PAGE EXCERPT
*** Block opens ***

3- PHX and bankruptcy: Obviously I nominated this one, because being where we are, we kind of have this elitism to "HOW DARE YOU HAVE AN EMPTY RINK WHEN WE ONLY HAVE 6 TEAMS IN THIS COUNTRY" and yada yada yada which is kind of repulsive when you want to highlight what the team on the ice HAS done for itself all year. That also never went away, despite attendance figures putting themselves in the black, so to speak. It still won't go away even now.
1- Sidney Crosby: the only reason we applaud him is because he apparently moved out of Mario's house. Finally. Otherwise, groan.
2- The Sedins: This is even worse because they're multiples. Meaning double the amount of coverage. Oh, Henrik for Hart. Oh, what a nice pass by Daniel. Whatever. I'm still convinced they switch jerseys for whatever games the other doesn't really feel like playing up to his usual standards so that the rest of us never know which of them is actually better, or worse, and therefore can't find some way to complain about it.
3- Guillaume Latendresse: This may not make sense unless you've painstakingly struggled to figure out which one of him is the real Gui since, I dunno, 2005? However, since he famously moved on to Minnesota, the goals sought from him for so long finally started pouring out without an end in sight. And lo and behold, networks like Versus started hopping on the Gui! Gui! Gui! bandwagon. VERSUS. Really.
4- Alexander Ovechkin: There was a reluctance to include him in this (we still like him), but it's impossible with Crosby, since despite being almost nothing alike as players, they simply go hand in hand.

*** Block closes ***

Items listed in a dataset
*** Block opens ***

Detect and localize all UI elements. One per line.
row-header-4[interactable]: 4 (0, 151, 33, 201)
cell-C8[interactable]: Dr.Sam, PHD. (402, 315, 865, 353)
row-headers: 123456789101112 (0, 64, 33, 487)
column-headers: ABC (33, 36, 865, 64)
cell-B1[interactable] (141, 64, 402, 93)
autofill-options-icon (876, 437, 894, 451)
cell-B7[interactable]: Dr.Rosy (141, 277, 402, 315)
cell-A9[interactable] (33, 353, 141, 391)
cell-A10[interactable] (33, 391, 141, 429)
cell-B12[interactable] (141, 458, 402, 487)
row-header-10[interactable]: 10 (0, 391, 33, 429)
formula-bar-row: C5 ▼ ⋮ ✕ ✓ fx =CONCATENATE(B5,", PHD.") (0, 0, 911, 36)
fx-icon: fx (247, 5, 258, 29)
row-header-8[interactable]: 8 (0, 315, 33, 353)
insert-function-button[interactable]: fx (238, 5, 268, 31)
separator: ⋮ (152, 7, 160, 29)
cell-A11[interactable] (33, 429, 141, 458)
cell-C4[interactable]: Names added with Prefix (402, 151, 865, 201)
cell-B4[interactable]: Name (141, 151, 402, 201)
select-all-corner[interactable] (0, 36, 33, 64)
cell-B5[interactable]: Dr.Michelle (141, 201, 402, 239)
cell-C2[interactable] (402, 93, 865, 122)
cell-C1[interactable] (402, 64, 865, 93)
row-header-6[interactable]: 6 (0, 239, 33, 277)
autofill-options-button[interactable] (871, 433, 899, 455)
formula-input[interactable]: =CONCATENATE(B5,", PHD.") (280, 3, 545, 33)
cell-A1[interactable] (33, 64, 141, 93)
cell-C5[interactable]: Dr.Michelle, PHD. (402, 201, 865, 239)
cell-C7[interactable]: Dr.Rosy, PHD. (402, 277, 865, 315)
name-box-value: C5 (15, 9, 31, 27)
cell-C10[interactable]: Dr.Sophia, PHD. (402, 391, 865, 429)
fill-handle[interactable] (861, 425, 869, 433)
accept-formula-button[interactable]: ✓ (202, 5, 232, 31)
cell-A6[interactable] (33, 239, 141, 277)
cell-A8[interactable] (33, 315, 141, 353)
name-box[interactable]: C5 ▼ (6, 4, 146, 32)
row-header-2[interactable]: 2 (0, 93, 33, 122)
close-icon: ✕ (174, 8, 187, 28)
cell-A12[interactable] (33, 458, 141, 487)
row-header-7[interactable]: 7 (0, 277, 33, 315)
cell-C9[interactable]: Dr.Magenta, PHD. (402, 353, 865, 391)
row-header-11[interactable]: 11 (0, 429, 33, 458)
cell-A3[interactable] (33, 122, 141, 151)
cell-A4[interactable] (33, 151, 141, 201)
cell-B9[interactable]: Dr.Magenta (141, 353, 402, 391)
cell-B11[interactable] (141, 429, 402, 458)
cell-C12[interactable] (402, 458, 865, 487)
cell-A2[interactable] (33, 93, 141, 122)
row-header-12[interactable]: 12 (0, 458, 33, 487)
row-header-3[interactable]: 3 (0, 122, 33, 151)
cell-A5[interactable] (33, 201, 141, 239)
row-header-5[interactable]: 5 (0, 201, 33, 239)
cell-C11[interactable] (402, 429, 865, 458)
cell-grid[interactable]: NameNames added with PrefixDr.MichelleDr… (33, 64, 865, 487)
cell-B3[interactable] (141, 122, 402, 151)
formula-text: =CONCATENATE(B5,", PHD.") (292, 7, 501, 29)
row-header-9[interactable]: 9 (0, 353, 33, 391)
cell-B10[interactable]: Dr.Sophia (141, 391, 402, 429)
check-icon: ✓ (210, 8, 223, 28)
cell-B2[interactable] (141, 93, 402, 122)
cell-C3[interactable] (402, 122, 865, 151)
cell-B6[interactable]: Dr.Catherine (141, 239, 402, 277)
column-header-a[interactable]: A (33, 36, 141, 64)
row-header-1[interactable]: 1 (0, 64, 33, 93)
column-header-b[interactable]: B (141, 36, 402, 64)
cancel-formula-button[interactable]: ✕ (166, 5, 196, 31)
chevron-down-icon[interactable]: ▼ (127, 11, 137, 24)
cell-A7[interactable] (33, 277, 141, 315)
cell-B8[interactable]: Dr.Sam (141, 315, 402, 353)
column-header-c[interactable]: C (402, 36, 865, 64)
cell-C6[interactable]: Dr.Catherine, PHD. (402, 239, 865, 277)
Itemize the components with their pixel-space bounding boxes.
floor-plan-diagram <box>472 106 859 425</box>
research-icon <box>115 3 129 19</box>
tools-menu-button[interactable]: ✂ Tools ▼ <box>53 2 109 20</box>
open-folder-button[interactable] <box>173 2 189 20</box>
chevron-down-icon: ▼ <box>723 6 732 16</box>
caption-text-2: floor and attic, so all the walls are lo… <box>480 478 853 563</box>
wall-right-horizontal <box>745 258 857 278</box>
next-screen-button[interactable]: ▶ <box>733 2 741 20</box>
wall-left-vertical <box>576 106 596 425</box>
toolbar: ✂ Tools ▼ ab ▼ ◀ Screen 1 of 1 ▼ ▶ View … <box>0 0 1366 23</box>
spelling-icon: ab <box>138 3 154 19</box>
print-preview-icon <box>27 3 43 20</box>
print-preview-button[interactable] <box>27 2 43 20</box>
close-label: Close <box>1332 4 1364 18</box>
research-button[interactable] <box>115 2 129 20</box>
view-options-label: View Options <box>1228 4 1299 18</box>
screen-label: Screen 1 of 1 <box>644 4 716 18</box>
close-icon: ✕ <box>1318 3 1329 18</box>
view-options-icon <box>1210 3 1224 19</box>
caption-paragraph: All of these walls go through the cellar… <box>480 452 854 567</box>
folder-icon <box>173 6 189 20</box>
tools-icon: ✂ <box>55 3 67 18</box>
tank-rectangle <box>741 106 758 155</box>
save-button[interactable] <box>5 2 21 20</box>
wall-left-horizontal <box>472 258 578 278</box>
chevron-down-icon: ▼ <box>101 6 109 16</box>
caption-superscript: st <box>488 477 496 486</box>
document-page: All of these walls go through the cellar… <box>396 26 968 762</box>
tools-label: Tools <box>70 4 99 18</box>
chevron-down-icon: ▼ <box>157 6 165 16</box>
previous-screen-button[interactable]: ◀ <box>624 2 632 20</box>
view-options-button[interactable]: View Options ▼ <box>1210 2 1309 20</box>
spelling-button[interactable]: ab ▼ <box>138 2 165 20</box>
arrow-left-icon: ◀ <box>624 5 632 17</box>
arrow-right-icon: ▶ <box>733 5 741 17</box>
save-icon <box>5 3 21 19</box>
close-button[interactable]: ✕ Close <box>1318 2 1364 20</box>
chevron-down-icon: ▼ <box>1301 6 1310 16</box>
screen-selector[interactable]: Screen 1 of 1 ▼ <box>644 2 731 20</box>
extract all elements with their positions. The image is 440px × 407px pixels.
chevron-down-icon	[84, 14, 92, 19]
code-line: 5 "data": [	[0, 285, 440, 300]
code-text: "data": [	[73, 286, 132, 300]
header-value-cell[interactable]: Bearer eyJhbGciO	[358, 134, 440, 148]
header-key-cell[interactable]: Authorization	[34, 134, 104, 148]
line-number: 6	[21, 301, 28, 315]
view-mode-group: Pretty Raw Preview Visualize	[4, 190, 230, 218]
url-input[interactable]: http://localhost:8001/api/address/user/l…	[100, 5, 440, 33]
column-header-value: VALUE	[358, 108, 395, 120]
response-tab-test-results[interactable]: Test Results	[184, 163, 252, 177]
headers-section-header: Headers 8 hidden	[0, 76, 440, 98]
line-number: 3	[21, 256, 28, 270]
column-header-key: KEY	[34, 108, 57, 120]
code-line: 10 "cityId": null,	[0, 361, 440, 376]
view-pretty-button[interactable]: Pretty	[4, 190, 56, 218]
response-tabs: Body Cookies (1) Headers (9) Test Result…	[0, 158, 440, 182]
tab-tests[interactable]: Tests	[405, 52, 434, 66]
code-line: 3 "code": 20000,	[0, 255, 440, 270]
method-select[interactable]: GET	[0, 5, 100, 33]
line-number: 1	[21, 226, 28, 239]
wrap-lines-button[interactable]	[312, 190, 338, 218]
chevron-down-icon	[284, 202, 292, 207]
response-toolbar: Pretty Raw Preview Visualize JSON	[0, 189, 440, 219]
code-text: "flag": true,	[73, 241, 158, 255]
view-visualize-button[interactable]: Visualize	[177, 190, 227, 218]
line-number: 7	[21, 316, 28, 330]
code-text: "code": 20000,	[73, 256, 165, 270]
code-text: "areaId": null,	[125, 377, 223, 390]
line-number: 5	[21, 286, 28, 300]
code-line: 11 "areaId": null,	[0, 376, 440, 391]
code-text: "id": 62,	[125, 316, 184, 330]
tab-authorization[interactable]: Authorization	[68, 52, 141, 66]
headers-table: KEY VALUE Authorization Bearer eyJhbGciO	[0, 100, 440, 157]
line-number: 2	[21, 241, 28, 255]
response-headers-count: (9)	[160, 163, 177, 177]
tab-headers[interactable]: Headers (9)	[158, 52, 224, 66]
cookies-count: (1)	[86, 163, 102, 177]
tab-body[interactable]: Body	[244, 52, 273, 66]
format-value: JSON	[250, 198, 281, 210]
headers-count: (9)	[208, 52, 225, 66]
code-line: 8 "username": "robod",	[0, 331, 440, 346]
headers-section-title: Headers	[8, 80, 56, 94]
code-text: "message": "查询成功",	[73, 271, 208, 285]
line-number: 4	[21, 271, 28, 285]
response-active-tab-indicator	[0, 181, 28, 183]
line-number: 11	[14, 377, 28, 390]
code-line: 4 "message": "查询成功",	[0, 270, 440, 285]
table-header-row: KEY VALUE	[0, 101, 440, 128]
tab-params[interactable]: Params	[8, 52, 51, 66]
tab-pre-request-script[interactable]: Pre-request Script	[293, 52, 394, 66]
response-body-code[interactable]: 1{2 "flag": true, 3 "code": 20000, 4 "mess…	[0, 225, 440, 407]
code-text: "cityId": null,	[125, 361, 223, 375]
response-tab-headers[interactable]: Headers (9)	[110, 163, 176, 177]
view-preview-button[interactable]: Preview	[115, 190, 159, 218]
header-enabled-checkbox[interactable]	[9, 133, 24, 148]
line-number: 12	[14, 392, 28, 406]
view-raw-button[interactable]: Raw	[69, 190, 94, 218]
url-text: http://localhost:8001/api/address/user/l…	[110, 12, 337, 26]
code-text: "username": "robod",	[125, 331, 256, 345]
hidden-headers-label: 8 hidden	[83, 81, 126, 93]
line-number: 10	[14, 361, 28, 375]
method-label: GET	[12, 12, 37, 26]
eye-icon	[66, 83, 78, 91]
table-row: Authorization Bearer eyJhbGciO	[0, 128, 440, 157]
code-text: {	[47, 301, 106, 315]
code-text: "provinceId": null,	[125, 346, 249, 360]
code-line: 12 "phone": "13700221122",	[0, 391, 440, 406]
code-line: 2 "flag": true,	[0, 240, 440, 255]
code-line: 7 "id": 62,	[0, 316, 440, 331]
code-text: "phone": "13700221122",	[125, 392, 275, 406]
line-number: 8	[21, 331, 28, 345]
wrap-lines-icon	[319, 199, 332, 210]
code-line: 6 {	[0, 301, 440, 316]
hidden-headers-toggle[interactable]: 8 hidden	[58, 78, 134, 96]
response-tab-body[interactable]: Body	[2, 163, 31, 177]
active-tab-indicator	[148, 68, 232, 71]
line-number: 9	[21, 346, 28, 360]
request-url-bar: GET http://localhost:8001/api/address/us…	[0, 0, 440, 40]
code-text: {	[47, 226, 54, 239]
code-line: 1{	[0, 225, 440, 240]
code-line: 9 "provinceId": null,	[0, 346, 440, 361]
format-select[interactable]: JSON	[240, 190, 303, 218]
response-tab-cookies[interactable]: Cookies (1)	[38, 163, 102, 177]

*** Block closes ***

WORK TASK 1
Answer these questions about the hockey post:
(a) Whose house did Sidney Crosby apparently move out of?
(b) Which team did Guillaume Latendresse famously move on to?
(c) Which network started hopping on the Gui bandwagon?
WORK TASK 2
Reproduce the hockey post from "2- The Sedins: This" up to and including "bandwagon. VERSUS. Really.", renaming "Minnesota" to "the Wild".

EXPECTED OUTPUT 1
(a) Mario's
(b) Minnesota
(c) Versus

EXPECTED OUTPUT 2
2- The Sedins: This is even worse because they're multiples. Meaning double the amount of coverage. Oh, Henrik for Hart. Oh, what a nice pass by Daniel. Whatever. I'm still convinced they switch jerseys for whatever games the other doesn't really feel like playing up to his usual standards so that the rest of us never know which of them is actually better, or worse, and therefore can't find some way to complain about it.
3- Guillaume Latendresse: This may not make sense unless you've painstakingly struggled to figure out which one of him is the real Gui since, I dunno, 2005? However, since he famously moved on to the Wild, the goals sought from him for so long finally started pouring out without an end in sight. And lo and behold, networks like Versus started hopping on the Gui! Gui! Gui! bandwagon. VERSUS. Really.